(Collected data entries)

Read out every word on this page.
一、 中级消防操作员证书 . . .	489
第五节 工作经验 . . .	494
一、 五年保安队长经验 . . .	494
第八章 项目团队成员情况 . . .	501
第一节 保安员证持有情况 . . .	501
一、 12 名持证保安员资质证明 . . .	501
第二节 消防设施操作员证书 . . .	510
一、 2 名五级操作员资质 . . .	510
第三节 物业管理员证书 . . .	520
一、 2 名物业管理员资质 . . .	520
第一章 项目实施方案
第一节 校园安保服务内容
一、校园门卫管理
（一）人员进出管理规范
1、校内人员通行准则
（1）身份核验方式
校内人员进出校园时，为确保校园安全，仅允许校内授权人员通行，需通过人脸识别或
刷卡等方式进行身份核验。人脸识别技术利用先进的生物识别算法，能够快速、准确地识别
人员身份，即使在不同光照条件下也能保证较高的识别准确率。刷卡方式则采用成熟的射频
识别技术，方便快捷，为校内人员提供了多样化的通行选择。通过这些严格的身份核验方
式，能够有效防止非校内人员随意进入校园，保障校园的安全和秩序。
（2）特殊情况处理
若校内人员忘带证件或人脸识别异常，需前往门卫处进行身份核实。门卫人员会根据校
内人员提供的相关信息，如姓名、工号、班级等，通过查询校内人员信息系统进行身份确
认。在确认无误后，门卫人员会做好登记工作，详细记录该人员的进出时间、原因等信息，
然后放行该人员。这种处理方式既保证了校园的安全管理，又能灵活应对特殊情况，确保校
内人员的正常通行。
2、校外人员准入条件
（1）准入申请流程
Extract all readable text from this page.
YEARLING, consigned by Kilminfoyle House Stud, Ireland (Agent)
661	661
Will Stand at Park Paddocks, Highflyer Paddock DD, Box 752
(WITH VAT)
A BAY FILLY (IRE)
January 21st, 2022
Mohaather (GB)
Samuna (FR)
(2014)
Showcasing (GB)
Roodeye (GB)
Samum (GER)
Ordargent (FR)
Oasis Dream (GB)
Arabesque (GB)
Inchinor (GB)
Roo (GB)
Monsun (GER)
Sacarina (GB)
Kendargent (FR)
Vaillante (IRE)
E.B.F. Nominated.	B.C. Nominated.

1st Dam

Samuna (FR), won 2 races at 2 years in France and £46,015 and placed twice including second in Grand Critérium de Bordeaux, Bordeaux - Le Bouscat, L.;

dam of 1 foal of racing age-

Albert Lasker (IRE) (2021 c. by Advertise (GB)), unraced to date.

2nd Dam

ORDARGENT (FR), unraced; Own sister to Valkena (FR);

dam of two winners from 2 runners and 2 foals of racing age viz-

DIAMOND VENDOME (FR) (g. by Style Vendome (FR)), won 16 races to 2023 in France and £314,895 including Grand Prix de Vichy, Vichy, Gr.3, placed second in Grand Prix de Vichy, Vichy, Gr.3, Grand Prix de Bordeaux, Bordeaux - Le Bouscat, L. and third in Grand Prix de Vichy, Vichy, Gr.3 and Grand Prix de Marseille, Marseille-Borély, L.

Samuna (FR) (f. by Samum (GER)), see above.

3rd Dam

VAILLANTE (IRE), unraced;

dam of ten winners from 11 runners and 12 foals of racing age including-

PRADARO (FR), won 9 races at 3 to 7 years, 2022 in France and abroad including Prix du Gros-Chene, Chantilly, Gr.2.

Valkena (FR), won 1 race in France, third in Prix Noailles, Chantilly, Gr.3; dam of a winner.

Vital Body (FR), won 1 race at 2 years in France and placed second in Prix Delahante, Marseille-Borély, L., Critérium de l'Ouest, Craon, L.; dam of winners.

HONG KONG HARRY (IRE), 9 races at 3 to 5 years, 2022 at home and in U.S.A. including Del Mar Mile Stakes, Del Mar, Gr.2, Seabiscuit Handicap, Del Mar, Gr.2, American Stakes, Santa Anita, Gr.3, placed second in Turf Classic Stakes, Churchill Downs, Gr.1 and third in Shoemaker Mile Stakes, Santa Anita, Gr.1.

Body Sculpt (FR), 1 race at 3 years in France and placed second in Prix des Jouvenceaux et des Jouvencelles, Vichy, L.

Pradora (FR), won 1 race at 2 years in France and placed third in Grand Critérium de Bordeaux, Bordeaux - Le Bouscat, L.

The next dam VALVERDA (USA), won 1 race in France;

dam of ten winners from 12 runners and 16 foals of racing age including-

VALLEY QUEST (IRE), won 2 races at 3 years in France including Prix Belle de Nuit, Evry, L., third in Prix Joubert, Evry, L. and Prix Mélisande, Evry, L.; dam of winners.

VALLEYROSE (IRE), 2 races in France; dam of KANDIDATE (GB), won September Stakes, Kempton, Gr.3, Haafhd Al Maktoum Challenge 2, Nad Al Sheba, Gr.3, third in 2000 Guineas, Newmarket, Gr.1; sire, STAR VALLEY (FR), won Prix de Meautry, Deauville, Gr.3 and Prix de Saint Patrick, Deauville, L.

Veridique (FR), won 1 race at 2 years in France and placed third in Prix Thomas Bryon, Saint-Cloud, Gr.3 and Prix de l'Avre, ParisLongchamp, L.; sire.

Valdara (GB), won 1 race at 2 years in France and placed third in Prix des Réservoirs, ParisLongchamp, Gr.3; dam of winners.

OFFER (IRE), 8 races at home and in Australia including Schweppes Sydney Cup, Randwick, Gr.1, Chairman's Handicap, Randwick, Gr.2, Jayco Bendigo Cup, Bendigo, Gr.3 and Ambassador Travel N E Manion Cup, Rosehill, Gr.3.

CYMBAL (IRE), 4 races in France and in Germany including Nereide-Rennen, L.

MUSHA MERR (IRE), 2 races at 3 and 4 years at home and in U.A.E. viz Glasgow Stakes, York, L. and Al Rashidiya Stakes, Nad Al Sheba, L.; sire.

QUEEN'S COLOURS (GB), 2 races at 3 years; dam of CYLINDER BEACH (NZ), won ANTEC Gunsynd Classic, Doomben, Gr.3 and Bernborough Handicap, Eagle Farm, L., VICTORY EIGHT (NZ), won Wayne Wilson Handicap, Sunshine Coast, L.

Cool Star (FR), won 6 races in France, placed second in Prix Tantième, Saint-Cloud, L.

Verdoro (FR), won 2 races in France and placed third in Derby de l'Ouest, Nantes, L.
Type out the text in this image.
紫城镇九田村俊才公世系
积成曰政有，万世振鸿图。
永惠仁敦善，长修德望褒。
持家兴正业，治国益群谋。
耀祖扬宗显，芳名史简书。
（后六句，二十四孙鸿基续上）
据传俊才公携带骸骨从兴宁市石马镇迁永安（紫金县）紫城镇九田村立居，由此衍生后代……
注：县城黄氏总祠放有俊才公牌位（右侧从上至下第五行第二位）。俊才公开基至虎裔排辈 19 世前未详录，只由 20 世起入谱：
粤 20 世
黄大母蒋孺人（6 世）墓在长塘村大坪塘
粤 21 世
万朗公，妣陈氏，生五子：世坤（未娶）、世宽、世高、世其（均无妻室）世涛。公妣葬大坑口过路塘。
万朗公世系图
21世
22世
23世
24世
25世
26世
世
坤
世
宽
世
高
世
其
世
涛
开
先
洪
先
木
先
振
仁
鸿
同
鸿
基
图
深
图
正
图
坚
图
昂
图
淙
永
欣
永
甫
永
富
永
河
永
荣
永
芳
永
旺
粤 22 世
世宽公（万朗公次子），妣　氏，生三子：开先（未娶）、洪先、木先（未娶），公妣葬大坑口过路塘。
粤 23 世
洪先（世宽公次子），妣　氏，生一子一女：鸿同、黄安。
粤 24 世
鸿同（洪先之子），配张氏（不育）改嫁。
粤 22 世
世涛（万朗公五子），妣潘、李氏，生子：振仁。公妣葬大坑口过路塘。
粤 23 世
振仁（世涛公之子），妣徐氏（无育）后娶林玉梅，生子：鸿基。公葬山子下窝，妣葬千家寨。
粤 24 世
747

Exercise details: Your task is to pick out every line with the string "runners" and copy it.

Task output:
dam of two winners from 2 runners and 2 foals of racing age viz-
dam of ten winners from 11 runners and 12 foals of racing age including-
dam of ten winners from 12 runners and 16 foals of racing age including-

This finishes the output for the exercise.